▶ _Problem requirements_:
Word for word, restate every line of the material.
— Start of Dataset —
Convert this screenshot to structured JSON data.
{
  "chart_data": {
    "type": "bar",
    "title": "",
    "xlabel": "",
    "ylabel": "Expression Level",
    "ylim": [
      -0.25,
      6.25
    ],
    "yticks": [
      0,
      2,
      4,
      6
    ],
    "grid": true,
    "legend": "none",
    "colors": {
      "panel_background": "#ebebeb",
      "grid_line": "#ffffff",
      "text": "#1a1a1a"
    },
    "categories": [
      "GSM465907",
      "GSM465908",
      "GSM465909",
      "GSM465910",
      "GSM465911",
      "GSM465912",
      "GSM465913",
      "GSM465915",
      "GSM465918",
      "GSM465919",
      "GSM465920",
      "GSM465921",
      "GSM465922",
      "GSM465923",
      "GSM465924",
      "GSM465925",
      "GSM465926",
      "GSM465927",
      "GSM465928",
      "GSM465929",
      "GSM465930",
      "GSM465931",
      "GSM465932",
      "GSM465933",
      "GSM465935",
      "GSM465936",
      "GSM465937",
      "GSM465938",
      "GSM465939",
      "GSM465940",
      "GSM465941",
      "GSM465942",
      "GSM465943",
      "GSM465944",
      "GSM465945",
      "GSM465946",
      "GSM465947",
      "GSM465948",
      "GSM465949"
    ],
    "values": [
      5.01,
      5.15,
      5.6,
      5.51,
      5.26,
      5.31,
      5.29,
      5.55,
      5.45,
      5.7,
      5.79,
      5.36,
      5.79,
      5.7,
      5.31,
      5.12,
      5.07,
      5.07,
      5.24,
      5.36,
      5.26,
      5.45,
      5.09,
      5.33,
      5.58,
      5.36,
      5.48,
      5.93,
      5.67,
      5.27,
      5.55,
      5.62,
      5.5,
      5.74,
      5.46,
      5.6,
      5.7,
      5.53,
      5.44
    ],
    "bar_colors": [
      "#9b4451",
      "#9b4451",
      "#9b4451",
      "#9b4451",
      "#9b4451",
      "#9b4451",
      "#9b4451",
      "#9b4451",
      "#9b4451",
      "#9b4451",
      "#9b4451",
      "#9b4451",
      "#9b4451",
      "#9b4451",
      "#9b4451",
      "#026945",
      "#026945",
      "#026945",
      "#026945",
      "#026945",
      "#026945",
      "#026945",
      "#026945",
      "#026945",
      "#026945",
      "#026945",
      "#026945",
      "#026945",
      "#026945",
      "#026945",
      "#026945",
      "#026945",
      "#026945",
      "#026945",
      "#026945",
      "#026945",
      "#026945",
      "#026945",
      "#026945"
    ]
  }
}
— End of Dataset —
▶ _Solution for this task_:
Convert this screenshot to structured JSON data.
{
  "chart_data": {
    "type": "bar",
    "title": "",
    "xlabel": "",
    "ylabel": "Expression Level",
    "ylim": [
      -0.25,
      6.25
    ],
    "yticks": [
      0,
      2,
      4,
      6
    ],
    "grid": true,
    "legend": "none",
    "colors": {
      "panel_background": "#ebebeb",
      "grid_line": "#ffffff",
      "text": "#1a1a1a"
    },
    "categories": [
      "GSM465907",
      "GSM465908",
      "GSM465909",
      "GSM465910",
      "GSM465911",
      "GSM465912",
      "GSM465913",
      "GSM465915",
      "GSM465918",
      "GSM465919",
      "GSM465920",
      "GSM465921",
      "GSM465922",
      "GSM465923",
      "GSM465924",
      "GSM465925",
      "GSM465926",
      "GSM465927",
      "GSM465928",
      "GSM465929",
      "GSM465930",
      "GSM465931",
      "GSM465932",
      "GSM465933",
      "GSM465935",
      "GSM465936",
      "GSM465937",
      "GSM465938",
      "GSM465939",
      "GSM465940",
      "GSM465941",
      "GSM465942",
      "GSM465943",
      "GSM465944",
      "GSM465945",
      "GSM465946",
      "GSM465947",
      "GSM465948",
      "GSM465949"
    ],
    "values": [
      5.01,
      5.15,
      5.6,
      5.51,
      5.26,
      5.31,
      5.29,
      5.55,
      5.45,
      5.7,
      5.79,
      5.36,
      5.79,
      5.7,
      5.31,
      5.12,
      5.07,
      5.07,
      5.24,
      5.36,
      5.26,
      5.45,
      5.09,
      5.33,
      5.58,
      5.36,
      5.48,
      5.93,
      5.67,
      5.27,
      5.55,
      5.62,
      5.5,
      5.74,
      5.46,
      5.6,
      5.7,
      5.53,
      5.44
    ],
    "bar_colors": [
      "#9b4451",
      "#9b4451",
      "#9b4451",
      "#9b4451",
      "#9b4451",
      "#9b4451",
      "#9b4451",
      "#9b4451",
      "#9b4451",
      "#9b4451",
      "#9b4451",
      "#9b4451",
      "#9b4451",
      "#9b4451",
      "#9b4451",
      "#026945",
      "#026945",
      "#026945",
      "#026945",
      "#026945",
      "#026945",
      "#026945",
      "#026945",
      "#026945",
      "#026945",
      "#026945",
      "#026945",
      "#026945",
      "#026945",
      "#026945",
      "#026945",
      "#026945",
      "#026945",
      "#026945",
      "#026945",
      "#026945",
      "#026945",
      "#026945",
      "#026945"
    ]
  }
}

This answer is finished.